[Data records]

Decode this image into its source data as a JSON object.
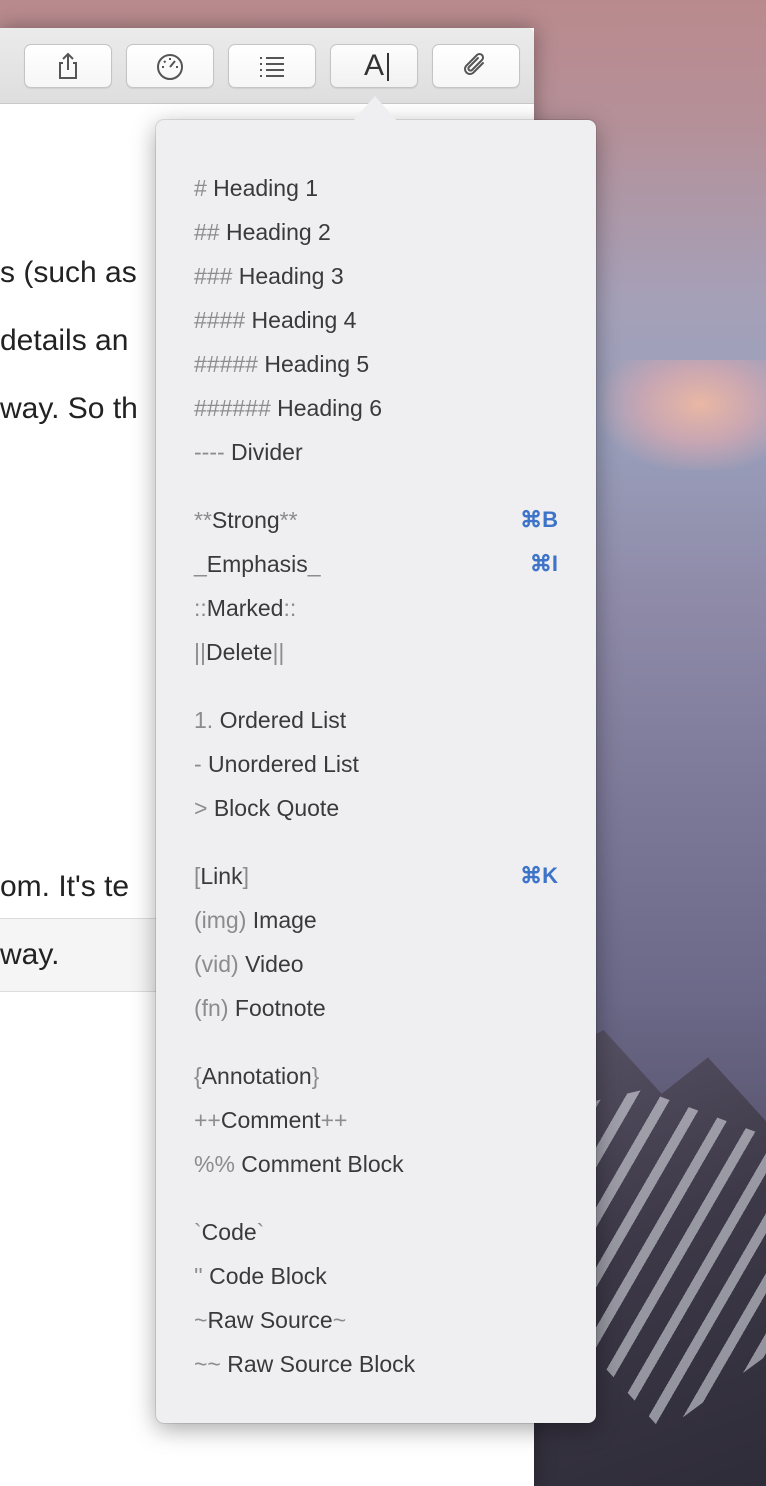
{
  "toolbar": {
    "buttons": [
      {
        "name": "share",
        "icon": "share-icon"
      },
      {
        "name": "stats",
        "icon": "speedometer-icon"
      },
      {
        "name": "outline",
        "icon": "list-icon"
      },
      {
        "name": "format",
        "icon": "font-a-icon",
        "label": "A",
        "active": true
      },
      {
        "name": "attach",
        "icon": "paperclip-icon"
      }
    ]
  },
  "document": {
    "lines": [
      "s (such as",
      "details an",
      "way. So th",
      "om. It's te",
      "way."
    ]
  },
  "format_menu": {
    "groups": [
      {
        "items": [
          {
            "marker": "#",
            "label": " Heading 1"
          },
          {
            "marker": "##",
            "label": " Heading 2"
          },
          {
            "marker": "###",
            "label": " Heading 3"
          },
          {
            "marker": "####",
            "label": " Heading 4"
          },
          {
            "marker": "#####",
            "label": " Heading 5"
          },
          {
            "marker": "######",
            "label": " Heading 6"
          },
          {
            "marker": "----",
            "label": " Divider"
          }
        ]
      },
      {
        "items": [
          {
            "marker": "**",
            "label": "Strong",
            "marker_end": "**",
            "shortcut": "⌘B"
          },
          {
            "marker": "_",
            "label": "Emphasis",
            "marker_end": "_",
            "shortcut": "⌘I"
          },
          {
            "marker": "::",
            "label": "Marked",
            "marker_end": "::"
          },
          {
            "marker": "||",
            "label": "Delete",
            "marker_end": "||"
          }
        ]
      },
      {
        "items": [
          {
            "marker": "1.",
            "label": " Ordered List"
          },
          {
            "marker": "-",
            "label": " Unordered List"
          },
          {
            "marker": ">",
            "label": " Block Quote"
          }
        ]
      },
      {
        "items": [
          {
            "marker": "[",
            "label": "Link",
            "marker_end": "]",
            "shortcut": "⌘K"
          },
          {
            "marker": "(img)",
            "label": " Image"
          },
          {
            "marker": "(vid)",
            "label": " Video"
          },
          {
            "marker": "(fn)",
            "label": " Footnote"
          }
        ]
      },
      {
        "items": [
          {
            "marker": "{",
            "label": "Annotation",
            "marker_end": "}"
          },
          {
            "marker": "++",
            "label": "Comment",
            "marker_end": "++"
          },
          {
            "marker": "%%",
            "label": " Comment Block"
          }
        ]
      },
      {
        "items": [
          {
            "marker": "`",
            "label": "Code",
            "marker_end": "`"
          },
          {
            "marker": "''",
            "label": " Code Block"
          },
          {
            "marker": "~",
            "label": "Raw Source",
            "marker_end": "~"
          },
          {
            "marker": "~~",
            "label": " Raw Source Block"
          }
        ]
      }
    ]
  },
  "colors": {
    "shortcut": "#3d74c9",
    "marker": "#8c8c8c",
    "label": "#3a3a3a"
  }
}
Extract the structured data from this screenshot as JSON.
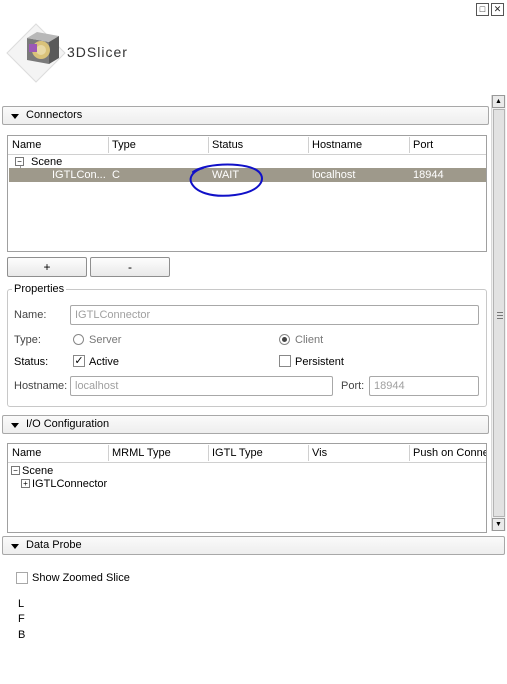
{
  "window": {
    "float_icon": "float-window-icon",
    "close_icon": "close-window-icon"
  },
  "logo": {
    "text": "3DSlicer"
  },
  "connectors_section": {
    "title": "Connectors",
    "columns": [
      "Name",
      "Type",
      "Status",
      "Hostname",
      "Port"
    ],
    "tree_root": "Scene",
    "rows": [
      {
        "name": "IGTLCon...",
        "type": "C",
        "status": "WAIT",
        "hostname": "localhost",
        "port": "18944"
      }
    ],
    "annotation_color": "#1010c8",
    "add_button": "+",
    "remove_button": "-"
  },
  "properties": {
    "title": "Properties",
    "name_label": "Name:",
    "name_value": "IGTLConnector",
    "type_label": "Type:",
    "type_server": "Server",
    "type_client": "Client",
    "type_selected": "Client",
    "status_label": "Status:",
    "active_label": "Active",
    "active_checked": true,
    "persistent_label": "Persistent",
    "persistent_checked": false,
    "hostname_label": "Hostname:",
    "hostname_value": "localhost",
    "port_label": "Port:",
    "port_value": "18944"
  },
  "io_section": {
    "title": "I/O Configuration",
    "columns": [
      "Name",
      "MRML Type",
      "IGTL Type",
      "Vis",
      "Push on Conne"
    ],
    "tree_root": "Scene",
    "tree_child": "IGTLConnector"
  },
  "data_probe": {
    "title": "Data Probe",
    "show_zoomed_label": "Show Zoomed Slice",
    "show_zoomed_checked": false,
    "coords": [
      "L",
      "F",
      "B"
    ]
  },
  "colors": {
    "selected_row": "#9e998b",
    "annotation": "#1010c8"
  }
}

Objective:
Retype the whole listing exactly and leave the pictures out.

The completed task:
Decode this image into its source data as a JSON object.
{
  "toolbar": {
    "buttons": [
      {
        "name": "share",
        "icon": "share-icon"
      },
      {
        "name": "stats",
        "icon": "speedometer-icon"
      },
      {
        "name": "outline",
        "icon": "list-icon"
      },
      {
        "name": "format",
        "icon": "font-a-icon",
        "label": "A",
        "active": true
      },
      {
        "name": "attach",
        "icon": "paperclip-icon"
      }
    ]
  },
  "document": {
    "lines": [
      "s (such as",
      "details an",
      "way. So th",
      "om. It's te",
      "way."
    ]
  },
  "format_menu": {
    "groups": [
      {
        "items": [
          {
            "marker": "#",
            "label": " Heading 1"
          },
          {
            "marker": "##",
            "label": " Heading 2"
          },
          {
            "marker": "###",
            "label": " Heading 3"
          },
          {
            "marker": "####",
            "label": " Heading 4"
          },
          {
            "marker": "#####",
            "label": " Heading 5"
          },
          {
            "marker": "######",
            "label": " Heading 6"
          },
          {
            "marker": "----",
            "label": " Divider"
          }
        ]
      },
      {
        "items": [
          {
            "marker": "**",
            "label": "Strong",
            "marker_end": "**",
            "shortcut": "⌘B"
          },
          {
            "marker": "_",
            "label": "Emphasis",
            "marker_end": "_",
            "shortcut": "⌘I"
          },
          {
            "marker": "::",
            "label": "Marked",
            "marker_end": "::"
          },
          {
            "marker": "||",
            "label": "Delete",
            "marker_end": "||"
          }
        ]
      },
      {
        "items": [
          {
            "marker": "1.",
            "label": " Ordered List"
          },
          {
            "marker": "-",
            "label": " Unordered List"
          },
          {
            "marker": ">",
            "label": " Block Quote"
          }
        ]
      },
      {
        "items": [
          {
            "marker": "[",
            "label": "Link",
            "marker_end": "]",
            "shortcut": "⌘K"
          },
          {
            "marker": "(img)",
            "label": " Image"
          },
          {
            "marker": "(vid)",
            "label": " Video"
          },
          {
            "marker": "(fn)",
            "label": " Footnote"
          }
        ]
      },
      {
        "items": [
          {
            "marker": "{",
            "label": "Annotation",
            "marker_end": "}"
          },
          {
            "marker": "++",
            "label": "Comment",
            "marker_end": "++"
          },
          {
            "marker": "%%",
            "label": " Comment Block"
          }
        ]
      },
      {
        "items": [
          {
            "marker": "`",
            "label": "Code",
            "marker_end": "`"
          },
          {
            "marker": "''",
            "label": " Code Block"
          },
          {
            "marker": "~",
            "label": "Raw Source",
            "marker_end": "~"
          },
          {
            "marker": "~~",
            "label": " Raw Source Block"
          }
        ]
      }
    ]
  },
  "colors": {
    "shortcut": "#3d74c9",
    "marker": "#8c8c8c",
    "label": "#3a3a3a"
  }
}
Extract the structured data from this screenshot as JSON.
{
  "window": {
    "float_icon": "float-window-icon",
    "close_icon": "close-window-icon"
  },
  "logo": {
    "text": "3DSlicer"
  },
  "connectors_section": {
    "title": "Connectors",
    "columns": [
      "Name",
      "Type",
      "Status",
      "Hostname",
      "Port"
    ],
    "tree_root": "Scene",
    "rows": [
      {
        "name": "IGTLCon...",
        "type": "C",
        "status": "WAIT",
        "hostname": "localhost",
        "port": "18944"
      }
    ],
    "annotation_color": "#1010c8",
    "add_button": "+",
    "remove_button": "-"
  },
  "properties": {
    "title": "Properties",
    "name_label": "Name:",
    "name_value": "IGTLConnector",
    "type_label": "Type:",
    "type_server": "Server",
    "type_client": "Client",
    "type_selected": "Client",
    "status_label": "Status:",
    "active_label": "Active",
    "active_checked": true,
    "persistent_label": "Persistent",
    "persistent_checked": false,
    "hostname_label": "Hostname:",
    "hostname_value": "localhost",
    "port_label": "Port:",
    "port_value": "18944"
  },
  "io_section": {
    "title": "I/O Configuration",
    "columns": [
      "Name",
      "MRML Type",
      "IGTL Type",
      "Vis",
      "Push on Conne"
    ],
    "tree_root": "Scene",
    "tree_child": "IGTLConnector"
  },
  "data_probe": {
    "title": "Data Probe",
    "show_zoomed_label": "Show Zoomed Slice",
    "show_zoomed_checked": false,
    "coords": [
      "L",
      "F",
      "B"
    ]
  },
  "colors": {
    "selected_row": "#9e998b",
    "annotation": "#1010c8"
  }
}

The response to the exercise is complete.